* START *

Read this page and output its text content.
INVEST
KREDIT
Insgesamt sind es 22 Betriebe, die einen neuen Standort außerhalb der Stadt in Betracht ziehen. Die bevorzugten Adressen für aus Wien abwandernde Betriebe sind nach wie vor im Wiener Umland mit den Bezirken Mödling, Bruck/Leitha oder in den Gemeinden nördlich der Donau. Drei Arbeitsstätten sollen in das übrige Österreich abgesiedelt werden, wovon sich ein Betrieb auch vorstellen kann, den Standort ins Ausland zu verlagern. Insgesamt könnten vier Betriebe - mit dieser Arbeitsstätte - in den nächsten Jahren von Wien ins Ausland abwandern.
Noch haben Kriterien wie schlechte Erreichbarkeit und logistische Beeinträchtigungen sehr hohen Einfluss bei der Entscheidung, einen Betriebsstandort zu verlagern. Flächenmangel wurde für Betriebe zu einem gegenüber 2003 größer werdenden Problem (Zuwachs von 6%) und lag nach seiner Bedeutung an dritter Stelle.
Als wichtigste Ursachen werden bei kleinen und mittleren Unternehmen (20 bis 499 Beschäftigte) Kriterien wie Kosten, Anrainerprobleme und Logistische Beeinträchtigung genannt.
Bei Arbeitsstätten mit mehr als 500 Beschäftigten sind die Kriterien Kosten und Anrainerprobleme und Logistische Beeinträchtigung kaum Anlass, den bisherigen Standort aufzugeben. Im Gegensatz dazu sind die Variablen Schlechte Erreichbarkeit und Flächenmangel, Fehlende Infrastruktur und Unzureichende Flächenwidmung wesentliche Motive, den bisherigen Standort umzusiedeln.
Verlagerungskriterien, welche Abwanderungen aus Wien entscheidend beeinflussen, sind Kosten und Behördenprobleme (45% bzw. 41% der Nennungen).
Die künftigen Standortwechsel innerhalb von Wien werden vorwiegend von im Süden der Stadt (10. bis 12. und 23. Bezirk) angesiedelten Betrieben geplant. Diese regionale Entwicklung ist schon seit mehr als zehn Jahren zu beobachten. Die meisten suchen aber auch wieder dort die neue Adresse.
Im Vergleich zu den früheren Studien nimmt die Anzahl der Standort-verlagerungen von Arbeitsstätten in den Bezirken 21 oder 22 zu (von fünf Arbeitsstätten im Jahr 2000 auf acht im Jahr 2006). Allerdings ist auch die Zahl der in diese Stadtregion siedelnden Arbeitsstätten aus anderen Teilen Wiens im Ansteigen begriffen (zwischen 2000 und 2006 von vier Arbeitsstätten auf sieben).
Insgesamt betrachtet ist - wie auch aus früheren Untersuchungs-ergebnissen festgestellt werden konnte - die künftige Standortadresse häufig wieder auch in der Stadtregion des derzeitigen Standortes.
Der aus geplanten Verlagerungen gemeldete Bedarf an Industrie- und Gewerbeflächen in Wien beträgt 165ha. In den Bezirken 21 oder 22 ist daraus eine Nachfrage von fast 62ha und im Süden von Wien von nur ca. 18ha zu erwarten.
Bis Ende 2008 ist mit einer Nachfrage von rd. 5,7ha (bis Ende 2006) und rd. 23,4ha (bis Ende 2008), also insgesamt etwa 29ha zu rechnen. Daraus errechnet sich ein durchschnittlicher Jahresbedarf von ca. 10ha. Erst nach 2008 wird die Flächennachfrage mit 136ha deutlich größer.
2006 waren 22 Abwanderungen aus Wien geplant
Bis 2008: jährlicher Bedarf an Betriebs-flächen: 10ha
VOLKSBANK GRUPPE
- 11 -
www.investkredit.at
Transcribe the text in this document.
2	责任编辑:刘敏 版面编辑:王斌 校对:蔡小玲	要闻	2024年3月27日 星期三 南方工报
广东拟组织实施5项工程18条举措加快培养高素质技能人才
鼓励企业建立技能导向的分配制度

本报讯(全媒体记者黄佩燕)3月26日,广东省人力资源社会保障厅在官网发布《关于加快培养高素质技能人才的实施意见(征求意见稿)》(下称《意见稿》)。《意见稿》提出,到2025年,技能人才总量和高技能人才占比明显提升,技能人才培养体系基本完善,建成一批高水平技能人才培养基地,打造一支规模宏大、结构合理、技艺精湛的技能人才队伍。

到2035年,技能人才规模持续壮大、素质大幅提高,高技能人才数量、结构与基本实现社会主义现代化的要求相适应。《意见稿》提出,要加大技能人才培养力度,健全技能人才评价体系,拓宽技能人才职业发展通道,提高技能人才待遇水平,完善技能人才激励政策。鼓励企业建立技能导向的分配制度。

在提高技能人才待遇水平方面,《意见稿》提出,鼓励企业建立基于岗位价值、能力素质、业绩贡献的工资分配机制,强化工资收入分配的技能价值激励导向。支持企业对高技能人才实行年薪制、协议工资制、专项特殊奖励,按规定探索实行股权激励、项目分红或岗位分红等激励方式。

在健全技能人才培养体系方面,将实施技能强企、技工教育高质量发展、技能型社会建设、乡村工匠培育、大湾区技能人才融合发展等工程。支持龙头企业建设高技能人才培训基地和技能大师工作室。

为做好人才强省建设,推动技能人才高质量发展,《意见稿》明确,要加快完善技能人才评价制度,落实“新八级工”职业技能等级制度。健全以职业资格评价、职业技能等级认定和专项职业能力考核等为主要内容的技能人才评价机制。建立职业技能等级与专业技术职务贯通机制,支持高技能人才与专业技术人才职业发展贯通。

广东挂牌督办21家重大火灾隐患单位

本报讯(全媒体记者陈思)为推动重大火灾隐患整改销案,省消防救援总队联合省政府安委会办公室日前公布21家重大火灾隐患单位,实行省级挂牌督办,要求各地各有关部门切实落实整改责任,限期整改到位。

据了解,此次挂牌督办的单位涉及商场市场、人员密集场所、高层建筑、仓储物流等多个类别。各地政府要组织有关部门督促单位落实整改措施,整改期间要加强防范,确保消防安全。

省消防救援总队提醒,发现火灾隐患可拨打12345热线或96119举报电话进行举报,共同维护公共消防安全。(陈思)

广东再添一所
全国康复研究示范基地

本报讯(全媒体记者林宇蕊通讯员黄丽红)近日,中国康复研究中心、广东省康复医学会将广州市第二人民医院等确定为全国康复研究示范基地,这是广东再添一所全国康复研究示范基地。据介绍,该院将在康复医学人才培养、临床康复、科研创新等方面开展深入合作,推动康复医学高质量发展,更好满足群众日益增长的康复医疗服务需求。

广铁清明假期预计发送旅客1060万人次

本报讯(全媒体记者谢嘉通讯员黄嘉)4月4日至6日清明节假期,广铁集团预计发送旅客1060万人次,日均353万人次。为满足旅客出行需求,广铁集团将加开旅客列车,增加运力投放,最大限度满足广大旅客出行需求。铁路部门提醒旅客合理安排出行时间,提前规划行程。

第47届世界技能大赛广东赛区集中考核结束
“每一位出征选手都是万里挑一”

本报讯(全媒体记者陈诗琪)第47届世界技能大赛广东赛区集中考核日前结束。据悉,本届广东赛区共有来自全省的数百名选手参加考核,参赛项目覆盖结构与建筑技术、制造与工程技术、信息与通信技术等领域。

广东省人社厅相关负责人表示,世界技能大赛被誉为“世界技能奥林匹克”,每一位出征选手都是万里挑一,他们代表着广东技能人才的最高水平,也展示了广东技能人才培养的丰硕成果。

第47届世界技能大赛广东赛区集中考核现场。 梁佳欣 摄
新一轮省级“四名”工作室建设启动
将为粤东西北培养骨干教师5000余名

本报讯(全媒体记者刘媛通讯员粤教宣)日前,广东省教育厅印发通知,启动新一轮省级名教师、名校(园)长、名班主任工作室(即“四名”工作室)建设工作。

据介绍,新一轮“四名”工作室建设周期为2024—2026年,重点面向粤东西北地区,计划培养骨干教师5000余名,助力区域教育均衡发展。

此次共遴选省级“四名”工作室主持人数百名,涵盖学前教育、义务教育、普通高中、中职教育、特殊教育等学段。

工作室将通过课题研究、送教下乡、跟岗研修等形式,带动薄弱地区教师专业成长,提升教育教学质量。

* END *

■ **Job**
Look through the data above. Find each line with the string "每一位出征选手都是万里挑一" and copy it.

■ **Task result**
“每一位出征选手都是万里挑一”
广东省人社厅相关负责人表示,世界技能大赛被誉为“世界技能奥林匹克”,每一位出征选手都是万里挑一,他们代表着广东技能人才的最高水平,也展示了广东技能人才培养的丰硕成果。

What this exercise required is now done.